▶ _PROVIDED RECORDS_:
= = =

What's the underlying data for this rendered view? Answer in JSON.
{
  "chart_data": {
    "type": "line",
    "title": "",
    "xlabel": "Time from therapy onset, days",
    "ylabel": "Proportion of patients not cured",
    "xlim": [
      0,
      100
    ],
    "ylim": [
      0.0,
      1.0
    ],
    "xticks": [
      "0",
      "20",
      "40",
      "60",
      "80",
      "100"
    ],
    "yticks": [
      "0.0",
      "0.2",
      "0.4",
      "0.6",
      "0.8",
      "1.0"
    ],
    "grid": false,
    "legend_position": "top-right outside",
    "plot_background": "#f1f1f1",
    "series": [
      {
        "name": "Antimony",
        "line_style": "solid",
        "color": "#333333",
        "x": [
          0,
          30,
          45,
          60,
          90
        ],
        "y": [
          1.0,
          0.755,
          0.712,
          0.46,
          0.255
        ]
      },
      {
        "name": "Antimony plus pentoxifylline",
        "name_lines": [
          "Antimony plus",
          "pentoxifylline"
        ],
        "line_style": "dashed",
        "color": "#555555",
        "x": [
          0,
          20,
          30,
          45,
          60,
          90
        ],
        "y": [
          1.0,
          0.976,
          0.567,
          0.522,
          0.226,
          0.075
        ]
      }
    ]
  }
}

= = =

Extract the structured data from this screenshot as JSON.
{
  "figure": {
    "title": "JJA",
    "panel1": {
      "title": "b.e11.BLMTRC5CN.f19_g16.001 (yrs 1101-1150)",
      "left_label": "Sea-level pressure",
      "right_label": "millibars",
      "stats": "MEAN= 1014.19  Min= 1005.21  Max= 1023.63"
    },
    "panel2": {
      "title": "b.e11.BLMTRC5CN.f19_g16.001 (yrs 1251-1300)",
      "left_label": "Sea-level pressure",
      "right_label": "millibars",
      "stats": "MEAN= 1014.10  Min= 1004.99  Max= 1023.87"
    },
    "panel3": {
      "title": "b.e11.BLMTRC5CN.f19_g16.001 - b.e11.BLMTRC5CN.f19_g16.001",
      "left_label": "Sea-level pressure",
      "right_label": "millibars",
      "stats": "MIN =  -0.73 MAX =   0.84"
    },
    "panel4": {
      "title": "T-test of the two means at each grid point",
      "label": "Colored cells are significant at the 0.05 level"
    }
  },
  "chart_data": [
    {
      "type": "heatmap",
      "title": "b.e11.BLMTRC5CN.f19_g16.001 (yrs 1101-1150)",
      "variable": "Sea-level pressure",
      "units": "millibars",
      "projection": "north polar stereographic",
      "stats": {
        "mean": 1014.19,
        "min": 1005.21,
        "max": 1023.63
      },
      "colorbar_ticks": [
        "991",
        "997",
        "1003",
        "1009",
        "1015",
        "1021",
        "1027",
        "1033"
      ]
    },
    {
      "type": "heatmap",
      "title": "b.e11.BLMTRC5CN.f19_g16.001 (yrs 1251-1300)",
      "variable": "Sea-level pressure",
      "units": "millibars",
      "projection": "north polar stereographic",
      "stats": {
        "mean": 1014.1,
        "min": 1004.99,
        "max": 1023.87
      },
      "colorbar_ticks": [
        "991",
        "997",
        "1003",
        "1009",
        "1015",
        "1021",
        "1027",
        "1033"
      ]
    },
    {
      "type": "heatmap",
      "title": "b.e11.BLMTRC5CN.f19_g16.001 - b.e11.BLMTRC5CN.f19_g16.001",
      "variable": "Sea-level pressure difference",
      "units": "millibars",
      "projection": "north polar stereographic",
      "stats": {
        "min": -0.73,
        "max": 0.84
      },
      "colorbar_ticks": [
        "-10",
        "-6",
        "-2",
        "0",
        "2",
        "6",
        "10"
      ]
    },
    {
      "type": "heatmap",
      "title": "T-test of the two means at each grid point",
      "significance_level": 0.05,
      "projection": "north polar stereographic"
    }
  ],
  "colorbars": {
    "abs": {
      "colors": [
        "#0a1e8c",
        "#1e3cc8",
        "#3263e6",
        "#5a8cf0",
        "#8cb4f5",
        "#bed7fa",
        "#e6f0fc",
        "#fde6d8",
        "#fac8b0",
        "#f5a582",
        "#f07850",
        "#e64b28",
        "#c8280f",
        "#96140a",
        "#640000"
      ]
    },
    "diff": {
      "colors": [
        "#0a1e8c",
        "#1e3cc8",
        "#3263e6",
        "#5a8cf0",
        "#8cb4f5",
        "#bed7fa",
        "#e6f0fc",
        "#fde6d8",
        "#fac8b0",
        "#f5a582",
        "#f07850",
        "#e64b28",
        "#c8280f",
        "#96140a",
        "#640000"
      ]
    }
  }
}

= = =

▶ _YOUR INSTRUCTIONS_: If a line in the data above holds the string "from", copy it.

▶ _RESPONSE_:
    "xlabel": "Time from therapy onset, days",
Extract the structured data from this screenshot as JSON.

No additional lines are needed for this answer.